**Exercise requirements:** Using the records that follow, copy every line containing the word "JSON".

**Working data:**
★ ★ ★

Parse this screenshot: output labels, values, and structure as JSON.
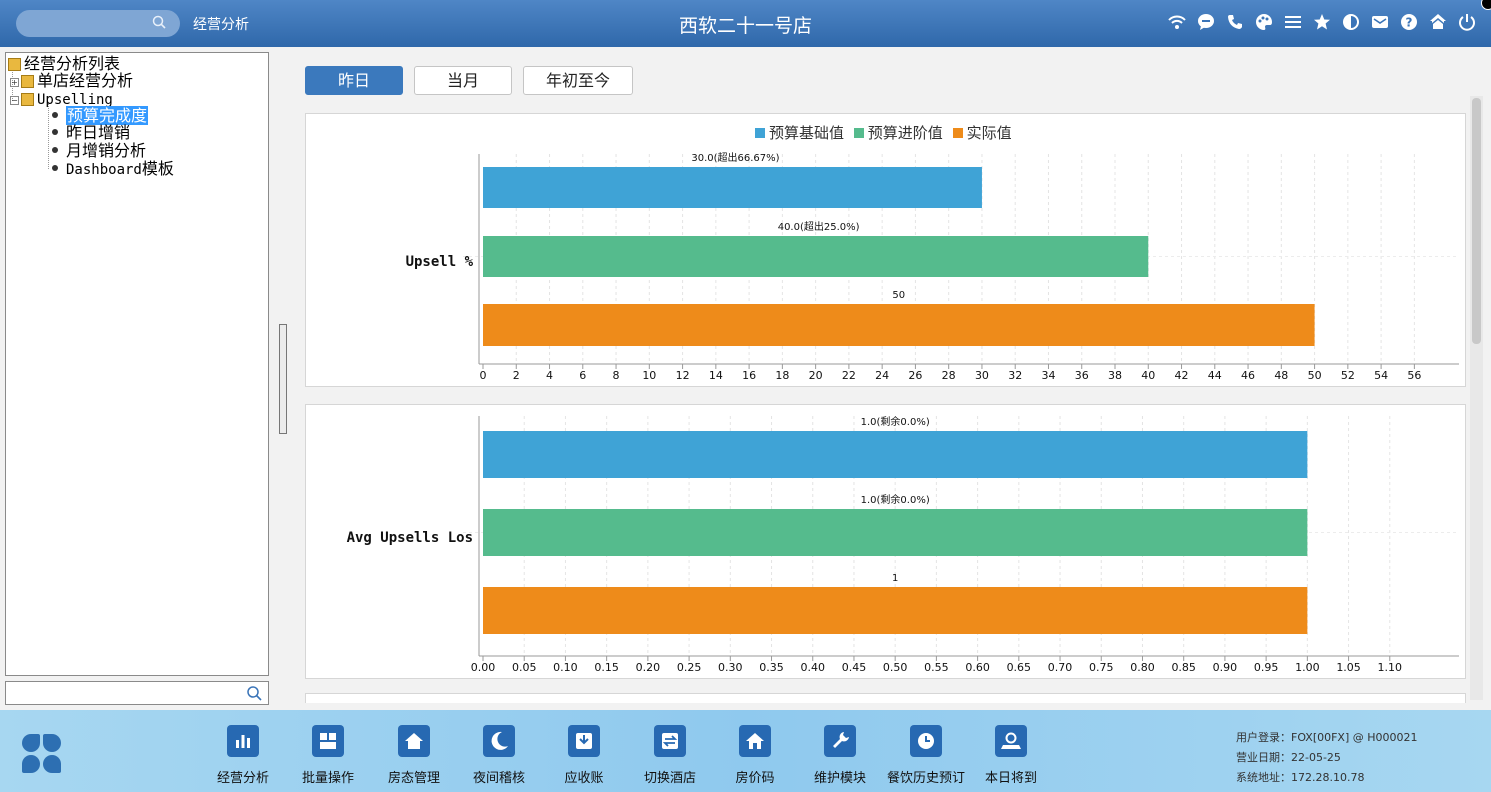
{
  "header": {
    "app_title": "经营分析",
    "store_title": "西软二十一号店",
    "icons": [
      "wifi-icon",
      "chat-icon",
      "phone-icon",
      "palette-icon",
      "menu-icon",
      "star-icon",
      "contrast-icon",
      "mail-icon",
      "help-icon",
      "home-icon",
      "power-icon"
    ]
  },
  "tree": {
    "root": "经营分析列表",
    "node_single_store": "单店经营分析",
    "node_upselling": "Upselling",
    "leaf_budget": "预算完成度",
    "leaf_yesterday": "昨日增销",
    "leaf_monthly": "月增销分析",
    "leaf_dashboard_en": "Dashboard",
    "leaf_dashboard_cn": "模板"
  },
  "tabs": {
    "yesterday": "昨日",
    "month": "当月",
    "ytd": "年初至今",
    "active": "yesterday"
  },
  "legend": [
    "预算基础值",
    "预算进阶值",
    "实际值"
  ],
  "colors": {
    "base": "#3fa3d6",
    "advanced": "#55bb8d",
    "actual": "#ee8b1a",
    "topbar": "#3a74b8"
  },
  "chart_data": [
    {
      "type": "bar",
      "orientation": "horizontal",
      "category": "Upsell %",
      "series": [
        {
          "name": "预算基础值",
          "value": 30,
          "label": "30.0(超出66.67%)"
        },
        {
          "name": "预算进阶值",
          "value": 40,
          "label": "40.0(超出25.0%)"
        },
        {
          "name": "实际值",
          "value": 50,
          "label": "50"
        }
      ],
      "xlim": [
        0,
        57
      ],
      "xticks": [
        "0",
        "2",
        "4",
        "6",
        "8",
        "10",
        "12",
        "14",
        "16",
        "18",
        "20",
        "22",
        "24",
        "26",
        "28",
        "30",
        "32",
        "34",
        "36",
        "38",
        "40",
        "42",
        "44",
        "46",
        "48",
        "50",
        "52",
        "54",
        "56"
      ],
      "grid": true
    },
    {
      "type": "bar",
      "orientation": "horizontal",
      "category": "Avg Upsells Los",
      "series": [
        {
          "name": "预算基础值",
          "value": 1.0,
          "label": "1.0(剩余0.0%)"
        },
        {
          "name": "预算进阶值",
          "value": 1.0,
          "label": "1.0(剩余0.0%)"
        },
        {
          "name": "实际值",
          "value": 1,
          "label": "1"
        }
      ],
      "xlim": [
        0,
        1.15
      ],
      "xticks": [
        "0.00",
        "0.05",
        "0.10",
        "0.15",
        "0.20",
        "0.25",
        "0.30",
        "0.35",
        "0.40",
        "0.45",
        "0.50",
        "0.55",
        "0.60",
        "0.65",
        "0.70",
        "0.75",
        "0.80",
        "0.85",
        "0.90",
        "0.95",
        "1.00",
        "1.05",
        "1.10"
      ],
      "grid": true
    }
  ],
  "bottom_nav": [
    "经营分析",
    "批量操作",
    "房态管理",
    "夜间稽核",
    "应收账",
    "切换酒店",
    "房价码",
    "维护模块",
    "餐饮历史预订",
    "本日将到"
  ],
  "status": {
    "login": "用户登录：FOX[00FX] @ H000021",
    "biz_date": "营业日期：22-05-25",
    "address": "系统地址：172.28.10.78"
  }
}
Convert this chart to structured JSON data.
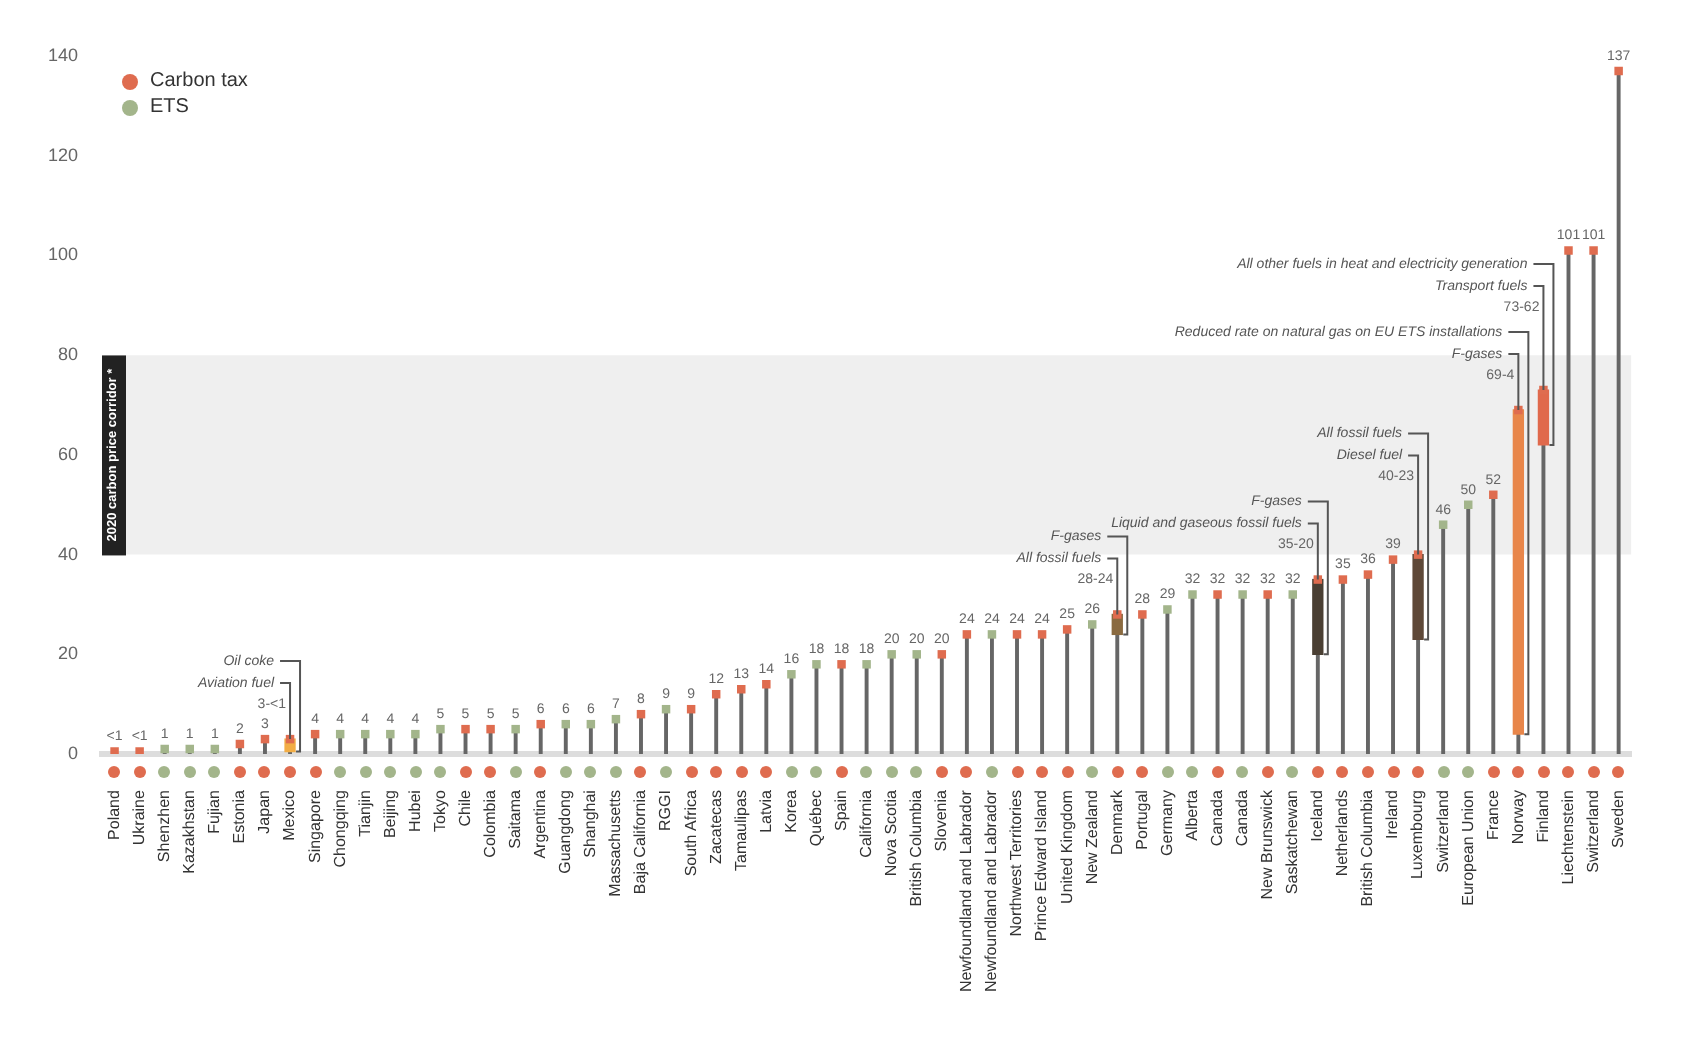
{
  "chart_data": {
    "type": "lollipop",
    "categories": [
      "Poland",
      "Ukraine",
      "Shenzhen",
      "Kazakhstan",
      "Fujian",
      "Estonia",
      "Japan",
      "Mexico",
      "Singapore",
      "Chongqing",
      "Tianjin",
      "Beijing",
      "Hubei",
      "Tokyo",
      "Chile",
      "Colombia",
      "Saitama",
      "Argentina",
      "Guangdong",
      "Shanghai",
      "Massachusetts",
      "Baja California",
      "RGGI",
      "South Africa",
      "Zacatecas",
      "Tamaulipas",
      "Latvia",
      "Korea",
      "Québec",
      "Spain",
      "California",
      "Nova Scotia",
      "British Columbia",
      "Slovenia",
      "Newfoundland and Labrador",
      "Newfoundland and Labrador",
      "Northwest Territories",
      "Prince Edward Island",
      "United Kingdom",
      "New Zealand",
      "Denmark",
      "Portugal",
      "Germany",
      "Alberta",
      "Canada",
      "Canada",
      "New Brunswick",
      "Saskatchewan",
      "Iceland",
      "Netherlands",
      "British Columbia",
      "Ireland",
      "Luxembourg",
      "Switzerland",
      "European Union",
      "France",
      "Norway",
      "Finland",
      "Liechtenstein",
      "Switzerland",
      "Sweden"
    ],
    "series": [
      {
        "name": "Carbon tax",
        "color": "#df6c4f",
        "values": [
          0.5,
          0.5,
          null,
          null,
          null,
          2,
          3,
          3,
          4,
          null,
          null,
          null,
          null,
          null,
          5,
          5,
          null,
          6,
          null,
          null,
          null,
          8,
          null,
          9,
          12,
          13,
          14,
          null,
          null,
          18,
          null,
          null,
          null,
          20,
          24,
          null,
          24,
          24,
          25,
          null,
          28,
          28,
          null,
          null,
          32,
          null,
          32,
          null,
          35,
          35,
          36,
          39,
          40,
          null,
          null,
          52,
          69,
          73,
          101,
          101,
          137
        ],
        "value_labels": [
          "<1",
          "<1",
          null,
          null,
          null,
          "2",
          "3",
          "3-<1",
          "4",
          null,
          null,
          null,
          null,
          null,
          "5",
          "5",
          null,
          "6",
          null,
          null,
          null,
          "8",
          null,
          "9",
          "12",
          "13",
          "14",
          null,
          null,
          "18",
          null,
          null,
          null,
          "20",
          "24",
          null,
          "24",
          "24",
          "25",
          null,
          "28-24",
          "28",
          null,
          null,
          "32",
          null,
          "32",
          null,
          "35-20",
          "35",
          "36",
          "39",
          "40-23",
          null,
          null,
          "52",
          "69-4",
          "73-62",
          "101",
          "101",
          "137"
        ]
      },
      {
        "name": "ETS",
        "color": "#a3b58b",
        "values": [
          null,
          null,
          1,
          1,
          1,
          null,
          null,
          null,
          null,
          4,
          4,
          4,
          4,
          5,
          null,
          null,
          5,
          null,
          6,
          6,
          7,
          null,
          9,
          null,
          null,
          null,
          null,
          16,
          18,
          null,
          18,
          20,
          20,
          null,
          null,
          24,
          null,
          null,
          null,
          26,
          null,
          null,
          29,
          32,
          null,
          32,
          null,
          32,
          null,
          null,
          null,
          null,
          null,
          46,
          50,
          null,
          null,
          null,
          null,
          null,
          null
        ],
        "value_labels": [
          null,
          null,
          "1",
          "1",
          "1",
          null,
          null,
          null,
          null,
          "4",
          "4",
          "4",
          "4",
          "5",
          null,
          null,
          "5",
          null,
          "6",
          "6",
          "7",
          null,
          "9",
          null,
          null,
          null,
          null,
          "16",
          "18",
          null,
          "18",
          "20",
          "20",
          null,
          null,
          "24",
          null,
          null,
          null,
          "26",
          null,
          null,
          "29",
          "32",
          null,
          "32",
          null,
          "32",
          null,
          null,
          null,
          null,
          null,
          "46",
          "50",
          null,
          null,
          null,
          null,
          null,
          null
        ]
      },
      {
        "type": "bar",
        "base": [
          null,
          null,
          null,
          null,
          null,
          null,
          null,
          0.5,
          null,
          null,
          null,
          null,
          null,
          null,
          null,
          null,
          null,
          null,
          null,
          null,
          null,
          null,
          null,
          null,
          null,
          null,
          null,
          null,
          null,
          null,
          null,
          null,
          null,
          null,
          null,
          null,
          null,
          null,
          null,
          null,
          24,
          null,
          null,
          null,
          null,
          null,
          null,
          null,
          20,
          null,
          null,
          null,
          23,
          null,
          null,
          null,
          4,
          62,
          null,
          null,
          null
        ],
        "values": [
          null,
          null,
          null,
          null,
          null,
          null,
          null,
          2.5,
          null,
          null,
          null,
          null,
          null,
          null,
          null,
          null,
          null,
          null,
          null,
          null,
          null,
          null,
          null,
          null,
          null,
          null,
          null,
          null,
          null,
          null,
          null,
          null,
          null,
          null,
          null,
          null,
          null,
          null,
          null,
          null,
          4,
          null,
          null,
          null,
          null,
          null,
          null,
          null,
          15,
          null,
          null,
          null,
          17,
          null,
          null,
          null,
          65,
          11,
          null,
          null,
          null
        ],
        "colors": [
          null,
          null,
          null,
          null,
          null,
          null,
          null,
          "#f2ad45",
          null,
          null,
          null,
          null,
          null,
          null,
          null,
          null,
          null,
          null,
          null,
          null,
          null,
          null,
          null,
          null,
          null,
          null,
          null,
          null,
          null,
          null,
          null,
          null,
          null,
          null,
          null,
          null,
          null,
          null,
          null,
          null,
          "#8a6a40",
          null,
          null,
          null,
          null,
          null,
          null,
          null,
          "#4a3f33",
          null,
          null,
          null,
          "#5e4838",
          null,
          null,
          null,
          "#e8864a",
          "#e0694c",
          null,
          null,
          null
        ]
      }
    ],
    "ylim": [
      0,
      140
    ],
    "yticks": [
      0,
      20,
      40,
      60,
      80,
      100,
      120,
      140
    ],
    "grid": false,
    "legend": "top left",
    "marker": "square",
    "bands": [
      {
        "axis": "y",
        "from": 40,
        "to": 80,
        "label": "2020 carbon price corridor *",
        "color": "#efefef"
      }
    ],
    "annotations": [
      {
        "text": "Aviation fuel",
        "x": "Mexico",
        "y": 3
      },
      {
        "text": "Oil coke",
        "x": "Mexico",
        "y": 0.5
      },
      {
        "text": "All fossil fuels",
        "x": "Denmark",
        "y": 28
      },
      {
        "text": "F-gases",
        "x": "Denmark",
        "y": 24
      },
      {
        "text": "Liquid and gaseous fossil fuels",
        "x": "Iceland",
        "y": 35
      },
      {
        "text": "F-gases",
        "x": "Iceland",
        "y": 20
      },
      {
        "text": "Diesel fuel",
        "x": "Luxembourg",
        "y": 40
      },
      {
        "text": "All fossil fuels",
        "x": "Luxembourg",
        "y": 23
      },
      {
        "text": "F-gases",
        "x": "Norway",
        "y": 69
      },
      {
        "text": "Reduced rate on natural gas on EU ETS installations",
        "x": "Norway",
        "y": 4
      },
      {
        "text": "Transport fuels",
        "x": "Finland",
        "y": 73
      },
      {
        "text": "All other fuels in heat and electricity generation",
        "x": "Finland",
        "y": 62
      }
    ]
  }
}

★ ★ ★

**Answer to this problem:**
Parse this screenshot: output labels, values, and structure as JSON.
Convert this chart to structured JSON data.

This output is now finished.